Kaynak metin:
· · · · ·

Fransa’da, Almanya’da başörtüsüne karşı kısıtlayıcı bir teşebbüs olunca, bizim bazı militan Sabataycı gazetelerimiz sevinç içinde

“Fransa’da, Almanya’da başörtüsü yasaklanıyor…”

şeklinde haberler yazıyorlar. Ciddi, vasıflı, objektif gazetecilik yapsalar bir hadiseyi bütünüyle yazmaları gerekir. Almanya’da okullarda kız öğrencilerin başörtüsü takmaları tamamen serbesttir. Bazı eyaletlerde sadece Müslüman kadın öğretmenlerin başörtülerine karşı bir kısıtlama uygulanmaktadır.

Yine Almanya’da üniversitelerde başörtüsü tamamen serbesttir. Almanya’da, Fransa’da olduğu gibi okullarda kız öğrenciler için hiçbir zaman başörtüsü yasağı olmamıştır. Çünkü orası insan haklarına bağlı, hukukun üstünlüğünü kabul etmiş, din ve vicdan hürriyetine saygılı bir rejime sahiptir.

· · · · ·

İstenen iş: Yukarıdaki başörtüsü yasakları yazısının devamını, son cümleden sonrasını getirerek yazın.

Verilen malzeme:
· · · · ·

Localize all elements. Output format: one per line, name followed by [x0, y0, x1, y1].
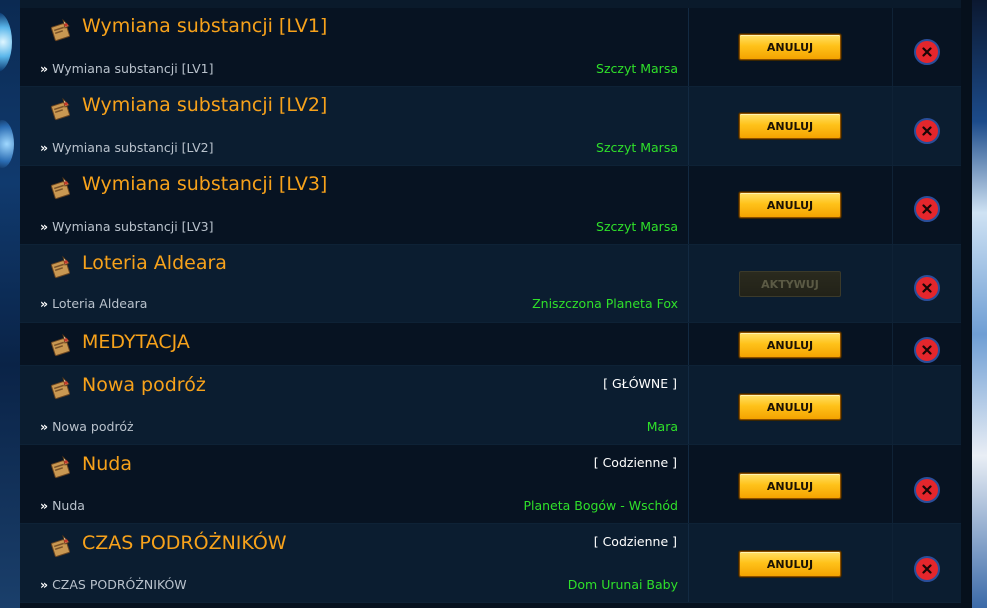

· · · · ·

Yanıt aşağıda:
Farzedelim ki, Almanya’da ve Fransa’da başörtüsü yasaklandı. Böyle bir yasak Türkiye için bir örnek ve emsal teşkil eder mi? Kesinlikle etmez, çünkü:

– Türkiye bir İslâm ülkesidir, bin yıldan beri bu ülke kadınları tesettüre riayet etmekte, başlarını örtmektedirler

– Türkiye’de başörtüsünün yasaklanması dominant kültüre, millî kimliğe, tarihî devamlılığa aykırı bir hareket olur.

– Türkiye’de başörtüsünün yasaklanması, Hindistan’da sarinin, Japonya’da kimononun yasaklanması kadar mantıksız, yersiz, zararlı bir yasaktır.

Rejim plajlarda, sayfiye yerlerinde, mayo ve şortla dolaşmayı nasıl yasaklamıyorsa başörtüsünü de yasaklayamaz.

Başörtüsü bir kanun ile yasaklansa bu yasak âdil, meşru bir yasak olur mu? Olmaz, iş kanun çıkartmakla bitmiyor; o kanunun hukuka, adalete, millî kimliğe ve kültüre, ülkenin tarihî devamlılık şuuruna aykırı olmaması gerekir.

Başörtüsü evrensel bir kıyafettir. Hıristiyan, Yahudi, Hindu medeniyetinde ve kültüründe de vardır.

Başörtüsü konusunda çok sert, çok tavizsiz, çok amansız hareket eden YÖK eski Genel Sekreteri,

“İmam-Hatip okulları kapatılmalıdır…”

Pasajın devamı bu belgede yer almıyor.